Stored data >>
+===+
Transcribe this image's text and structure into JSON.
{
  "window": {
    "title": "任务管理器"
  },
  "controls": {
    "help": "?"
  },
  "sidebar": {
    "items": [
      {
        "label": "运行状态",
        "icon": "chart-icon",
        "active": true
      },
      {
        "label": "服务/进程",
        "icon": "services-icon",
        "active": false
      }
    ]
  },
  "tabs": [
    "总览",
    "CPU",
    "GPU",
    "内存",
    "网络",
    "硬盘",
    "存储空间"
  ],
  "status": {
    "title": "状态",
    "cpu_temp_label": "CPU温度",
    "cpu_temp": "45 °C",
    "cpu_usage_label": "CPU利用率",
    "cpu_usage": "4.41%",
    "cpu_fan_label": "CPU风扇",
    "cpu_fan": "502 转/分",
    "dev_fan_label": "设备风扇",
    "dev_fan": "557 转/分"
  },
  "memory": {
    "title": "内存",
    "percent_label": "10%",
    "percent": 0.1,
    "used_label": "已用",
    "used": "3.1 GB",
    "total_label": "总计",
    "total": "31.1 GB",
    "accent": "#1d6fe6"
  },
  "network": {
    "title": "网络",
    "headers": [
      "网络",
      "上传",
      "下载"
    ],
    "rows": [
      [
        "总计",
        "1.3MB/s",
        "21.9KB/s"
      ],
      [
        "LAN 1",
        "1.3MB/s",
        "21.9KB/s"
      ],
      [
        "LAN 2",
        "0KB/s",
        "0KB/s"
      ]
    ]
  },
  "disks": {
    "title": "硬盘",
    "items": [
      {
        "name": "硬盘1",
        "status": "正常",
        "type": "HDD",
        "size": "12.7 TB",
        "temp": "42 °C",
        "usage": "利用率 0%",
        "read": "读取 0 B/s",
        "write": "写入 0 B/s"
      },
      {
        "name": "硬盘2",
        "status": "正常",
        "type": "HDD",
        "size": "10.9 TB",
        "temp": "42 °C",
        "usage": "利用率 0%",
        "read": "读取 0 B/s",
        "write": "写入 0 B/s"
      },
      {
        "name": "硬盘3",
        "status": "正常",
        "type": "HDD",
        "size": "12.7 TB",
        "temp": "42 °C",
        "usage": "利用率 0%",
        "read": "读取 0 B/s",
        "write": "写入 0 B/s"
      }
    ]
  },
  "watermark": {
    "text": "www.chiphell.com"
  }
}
+===+
The problem >> Set down all of the records shown above once more, exactly.

Solution >>
Transcribe this image's text and structure into JSON.
{
  "window": {
    "title": "任务管理器"
  },
  "controls": {
    "help": "?"
  },
  "sidebar": {
    "items": [
      {
        "label": "运行状态",
        "icon": "chart-icon",
        "active": true
      },
      {
        "label": "服务/进程",
        "icon": "services-icon",
        "active": false
      }
    ]
  },
  "tabs": [
    "总览",
    "CPU",
    "GPU",
    "内存",
    "网络",
    "硬盘",
    "存储空间"
  ],
  "status": {
    "title": "状态",
    "cpu_temp_label": "CPU温度",
    "cpu_temp": "45 °C",
    "cpu_usage_label": "CPU利用率",
    "cpu_usage": "4.41%",
    "cpu_fan_label": "CPU风扇",
    "cpu_fan": "502 转/分",
    "dev_fan_label": "设备风扇",
    "dev_fan": "557 转/分"
  },
  "memory": {
    "title": "内存",
    "percent_label": "10%",
    "percent": 0.1,
    "used_label": "已用",
    "used": "3.1 GB",
    "total_label": "总计",
    "total": "31.1 GB",
    "accent": "#1d6fe6"
  },
  "network": {
    "title": "网络",
    "headers": [
      "网络",
      "上传",
      "下载"
    ],
    "rows": [
      [
        "总计",
        "1.3MB/s",
        "21.9KB/s"
      ],
      [
        "LAN 1",
        "1.3MB/s",
        "21.9KB/s"
      ],
      [
        "LAN 2",
        "0KB/s",
        "0KB/s"
      ]
    ]
  },
  "disks": {
    "title": "硬盘",
    "items": [
      {
        "name": "硬盘1",
        "status": "正常",
        "type": "HDD",
        "size": "12.7 TB",
        "temp": "42 °C",
        "usage": "利用率 0%",
        "read": "读取 0 B/s",
        "write": "写入 0 B/s"
      },
      {
        "name": "硬盘2",
        "status": "正常",
        "type": "HDD",
        "size": "10.9 TB",
        "temp": "42 °C",
        "usage": "利用率 0%",
        "read": "读取 0 B/s",
        "write": "写入 0 B/s"
      },
      {
        "name": "硬盘3",
        "status": "正常",
        "type": "HDD",
        "size": "12.7 TB",
        "temp": "42 °C",
        "usage": "利用率 0%",
        "read": "读取 0 B/s",
        "write": "写入 0 B/s"
      }
    ]
  },
  "watermark": {
    "text": "www.chiphell.com"
  }
}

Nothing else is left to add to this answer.